Given request:
Extract the final stretch of the data: the line that contains "Output the text content of this document." and every line after it, unaltered, and no other lines.

Supplied material:
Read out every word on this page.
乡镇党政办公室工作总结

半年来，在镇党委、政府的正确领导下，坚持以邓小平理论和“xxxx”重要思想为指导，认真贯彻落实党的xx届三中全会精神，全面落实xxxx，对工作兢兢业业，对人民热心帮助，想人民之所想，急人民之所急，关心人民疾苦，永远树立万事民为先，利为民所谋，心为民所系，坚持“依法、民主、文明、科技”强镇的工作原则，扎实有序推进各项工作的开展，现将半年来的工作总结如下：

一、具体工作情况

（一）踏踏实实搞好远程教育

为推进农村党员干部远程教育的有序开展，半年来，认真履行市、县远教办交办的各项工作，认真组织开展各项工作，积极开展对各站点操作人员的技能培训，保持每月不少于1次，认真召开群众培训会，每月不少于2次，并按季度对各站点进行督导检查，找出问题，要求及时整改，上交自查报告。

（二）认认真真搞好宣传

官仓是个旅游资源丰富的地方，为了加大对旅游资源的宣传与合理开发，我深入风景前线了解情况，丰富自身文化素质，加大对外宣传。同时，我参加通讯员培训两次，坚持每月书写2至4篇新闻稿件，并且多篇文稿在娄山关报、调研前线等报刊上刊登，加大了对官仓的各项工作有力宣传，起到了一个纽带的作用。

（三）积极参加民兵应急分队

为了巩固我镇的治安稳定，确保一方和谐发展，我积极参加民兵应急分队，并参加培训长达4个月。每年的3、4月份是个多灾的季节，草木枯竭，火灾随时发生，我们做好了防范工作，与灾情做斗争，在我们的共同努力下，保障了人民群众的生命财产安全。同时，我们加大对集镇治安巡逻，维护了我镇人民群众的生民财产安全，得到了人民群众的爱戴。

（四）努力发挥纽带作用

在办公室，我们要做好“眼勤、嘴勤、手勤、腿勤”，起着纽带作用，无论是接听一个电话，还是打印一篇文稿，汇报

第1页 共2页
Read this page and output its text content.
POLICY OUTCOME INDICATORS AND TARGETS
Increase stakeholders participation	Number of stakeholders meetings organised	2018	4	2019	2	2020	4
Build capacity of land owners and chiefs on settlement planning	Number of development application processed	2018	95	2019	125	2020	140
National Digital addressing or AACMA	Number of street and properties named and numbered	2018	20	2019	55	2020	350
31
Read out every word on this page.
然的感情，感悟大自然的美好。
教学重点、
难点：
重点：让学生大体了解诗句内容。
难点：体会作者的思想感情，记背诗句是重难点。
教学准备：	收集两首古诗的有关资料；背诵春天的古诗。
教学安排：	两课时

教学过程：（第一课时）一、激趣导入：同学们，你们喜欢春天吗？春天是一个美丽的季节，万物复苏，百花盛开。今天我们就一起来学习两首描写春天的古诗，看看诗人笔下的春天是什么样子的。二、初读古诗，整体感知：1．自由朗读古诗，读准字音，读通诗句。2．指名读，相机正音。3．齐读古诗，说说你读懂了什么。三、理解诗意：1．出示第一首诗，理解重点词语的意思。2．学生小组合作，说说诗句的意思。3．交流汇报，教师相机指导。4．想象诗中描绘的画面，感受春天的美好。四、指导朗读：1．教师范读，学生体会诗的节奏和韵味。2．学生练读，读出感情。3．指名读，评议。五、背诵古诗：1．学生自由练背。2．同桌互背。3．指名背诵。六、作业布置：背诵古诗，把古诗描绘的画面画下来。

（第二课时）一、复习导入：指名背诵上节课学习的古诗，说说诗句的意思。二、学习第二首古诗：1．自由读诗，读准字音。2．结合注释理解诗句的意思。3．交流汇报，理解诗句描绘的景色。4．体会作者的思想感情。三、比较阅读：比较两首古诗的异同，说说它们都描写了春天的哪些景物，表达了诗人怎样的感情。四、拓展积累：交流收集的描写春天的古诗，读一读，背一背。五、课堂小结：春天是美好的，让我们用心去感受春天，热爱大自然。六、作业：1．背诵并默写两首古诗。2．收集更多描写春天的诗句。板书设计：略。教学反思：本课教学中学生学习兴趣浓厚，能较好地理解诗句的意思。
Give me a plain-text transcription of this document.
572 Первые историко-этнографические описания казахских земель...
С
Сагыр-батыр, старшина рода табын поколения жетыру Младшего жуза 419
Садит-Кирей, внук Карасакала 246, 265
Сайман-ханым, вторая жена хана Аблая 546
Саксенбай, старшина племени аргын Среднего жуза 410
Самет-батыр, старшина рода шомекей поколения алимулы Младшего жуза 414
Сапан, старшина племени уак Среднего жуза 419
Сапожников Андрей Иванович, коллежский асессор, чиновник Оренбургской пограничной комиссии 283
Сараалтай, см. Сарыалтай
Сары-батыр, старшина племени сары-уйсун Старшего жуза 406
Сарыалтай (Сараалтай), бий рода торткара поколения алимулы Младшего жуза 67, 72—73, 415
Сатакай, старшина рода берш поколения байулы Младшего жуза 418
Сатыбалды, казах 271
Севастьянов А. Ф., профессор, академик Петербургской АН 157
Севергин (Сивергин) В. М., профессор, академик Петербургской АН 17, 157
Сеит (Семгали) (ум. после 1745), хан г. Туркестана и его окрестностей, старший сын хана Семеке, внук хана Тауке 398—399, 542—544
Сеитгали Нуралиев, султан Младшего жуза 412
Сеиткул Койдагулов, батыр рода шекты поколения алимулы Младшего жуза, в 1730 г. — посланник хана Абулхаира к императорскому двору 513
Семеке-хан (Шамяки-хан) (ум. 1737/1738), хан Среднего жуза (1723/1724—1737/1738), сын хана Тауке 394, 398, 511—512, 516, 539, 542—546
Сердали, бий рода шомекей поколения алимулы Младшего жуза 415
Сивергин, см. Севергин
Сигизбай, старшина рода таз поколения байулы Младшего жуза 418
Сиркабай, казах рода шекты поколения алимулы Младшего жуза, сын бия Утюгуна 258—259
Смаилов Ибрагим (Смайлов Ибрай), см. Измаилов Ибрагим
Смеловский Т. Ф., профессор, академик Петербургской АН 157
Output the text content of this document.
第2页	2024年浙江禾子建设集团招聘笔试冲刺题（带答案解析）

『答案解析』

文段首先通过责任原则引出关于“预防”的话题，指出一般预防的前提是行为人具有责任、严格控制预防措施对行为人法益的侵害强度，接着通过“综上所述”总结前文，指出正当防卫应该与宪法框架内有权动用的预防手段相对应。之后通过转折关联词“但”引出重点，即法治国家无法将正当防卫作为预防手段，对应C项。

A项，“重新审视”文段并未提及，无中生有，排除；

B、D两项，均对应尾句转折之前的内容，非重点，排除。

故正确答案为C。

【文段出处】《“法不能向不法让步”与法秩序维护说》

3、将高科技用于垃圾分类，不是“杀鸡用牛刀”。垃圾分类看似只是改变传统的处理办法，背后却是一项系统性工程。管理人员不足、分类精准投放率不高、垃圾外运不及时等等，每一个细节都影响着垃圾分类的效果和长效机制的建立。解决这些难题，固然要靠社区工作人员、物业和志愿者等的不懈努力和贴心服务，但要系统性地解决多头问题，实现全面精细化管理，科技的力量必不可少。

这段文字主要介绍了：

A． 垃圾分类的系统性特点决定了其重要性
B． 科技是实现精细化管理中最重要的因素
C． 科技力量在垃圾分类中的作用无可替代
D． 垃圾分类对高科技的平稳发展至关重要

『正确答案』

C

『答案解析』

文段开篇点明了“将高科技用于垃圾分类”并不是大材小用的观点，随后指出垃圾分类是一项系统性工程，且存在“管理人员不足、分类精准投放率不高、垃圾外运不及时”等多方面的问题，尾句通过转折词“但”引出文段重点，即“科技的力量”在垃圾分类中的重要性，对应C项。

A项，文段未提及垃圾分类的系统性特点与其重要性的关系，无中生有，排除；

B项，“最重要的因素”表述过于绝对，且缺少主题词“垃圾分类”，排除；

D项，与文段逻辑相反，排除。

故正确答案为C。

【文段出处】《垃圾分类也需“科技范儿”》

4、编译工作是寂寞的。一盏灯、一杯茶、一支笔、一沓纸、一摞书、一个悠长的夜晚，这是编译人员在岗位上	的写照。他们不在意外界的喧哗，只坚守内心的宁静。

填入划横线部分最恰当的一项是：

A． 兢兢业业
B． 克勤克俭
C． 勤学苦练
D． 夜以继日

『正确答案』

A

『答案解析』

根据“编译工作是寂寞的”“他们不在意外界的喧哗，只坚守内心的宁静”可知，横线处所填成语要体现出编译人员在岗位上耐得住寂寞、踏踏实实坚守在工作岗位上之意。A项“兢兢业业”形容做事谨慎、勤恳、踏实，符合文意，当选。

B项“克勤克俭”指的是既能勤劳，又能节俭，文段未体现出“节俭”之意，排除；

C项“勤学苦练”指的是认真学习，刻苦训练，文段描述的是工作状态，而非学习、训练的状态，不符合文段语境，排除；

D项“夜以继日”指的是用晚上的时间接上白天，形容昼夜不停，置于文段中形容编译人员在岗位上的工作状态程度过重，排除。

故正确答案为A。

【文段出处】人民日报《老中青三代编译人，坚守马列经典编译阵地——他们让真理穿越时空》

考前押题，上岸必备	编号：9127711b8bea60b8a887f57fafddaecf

Full output:
Output the text content of this document.
第2页	2024年浙江禾子建设集团招聘笔试冲刺题（带答案解析）

『答案解析』

文段首先通过责任原则引出关于“预防”的话题，指出一般预防的前提是行为人具有责任、严格控制预防措施对行为人法益的侵害强度，接着通过“综上所述”总结前文，指出正当防卫应该与宪法框架内有权动用的预防手段相对应。之后通过转折关联词“但”引出重点，即法治国家无法将正当防卫作为预防手段，对应C项。

A项，“重新审视”文段并未提及，无中生有，排除；

B、D两项，均对应尾句转折之前的内容，非重点，排除。

故正确答案为C。

【文段出处】《“法不能向不法让步”与法秩序维护说》

3、将高科技用于垃圾分类，不是“杀鸡用牛刀”。垃圾分类看似只是改变传统的处理办法，背后却是一项系统性工程。管理人员不足、分类精准投放率不高、垃圾外运不及时等等，每一个细节都影响着垃圾分类的效果和长效机制的建立。解决这些难题，固然要靠社区工作人员、物业和志愿者等的不懈努力和贴心服务，但要系统性地解决多头问题，实现全面精细化管理，科技的力量必不可少。

这段文字主要介绍了：

A． 垃圾分类的系统性特点决定了其重要性
B． 科技是实现精细化管理中最重要的因素
C． 科技力量在垃圾分类中的作用无可替代
D． 垃圾分类对高科技的平稳发展至关重要

『正确答案』

C

『答案解析』

文段开篇点明了“将高科技用于垃圾分类”并不是大材小用的观点，随后指出垃圾分类是一项系统性工程，且存在“管理人员不足、分类精准投放率不高、垃圾外运不及时”等多方面的问题，尾句通过转折词“但”引出文段重点，即“科技的力量”在垃圾分类中的重要性，对应C项。

A项，文段未提及垃圾分类的系统性特点与其重要性的关系，无中生有，排除；

B项，“最重要的因素”表述过于绝对，且缺少主题词“垃圾分类”，排除；

D项，与文段逻辑相反，排除。

故正确答案为C。

【文段出处】《垃圾分类也需“科技范儿”》

4、编译工作是寂寞的。一盏灯、一杯茶、一支笔、一沓纸、一摞书、一个悠长的夜晚，这是编译人员在岗位上	的写照。他们不在意外界的喧哗，只坚守内心的宁静。

填入划横线部分最恰当的一项是：

A． 兢兢业业
B． 克勤克俭
C． 勤学苦练
D． 夜以继日

『正确答案』

A

『答案解析』

根据“编译工作是寂寞的”“他们不在意外界的喧哗，只坚守内心的宁静”可知，横线处所填成语要体现出编译人员在岗位上耐得住寂寞、踏踏实实坚守在工作岗位上之意。A项“兢兢业业”形容做事谨慎、勤恳、踏实，符合文意，当选。

B项“克勤克俭”指的是既能勤劳，又能节俭，文段未体现出“节俭”之意，排除；

C项“勤学苦练”指的是认真学习，刻苦训练，文段描述的是工作状态，而非学习、训练的状态，不符合文段语境，排除；

D项“夜以继日”指的是用晚上的时间接上白天，形容昼夜不停，置于文段中形容编译人员在岗位上的工作状态程度过重，排除。

故正确答案为A。

【文段出处】人民日报《老中青三代编译人，坚守马列经典编译阵地——他们让真理穿越时空》

考前押题，上岸必备	编号：9127711b8bea60b8a887f57fafddaecf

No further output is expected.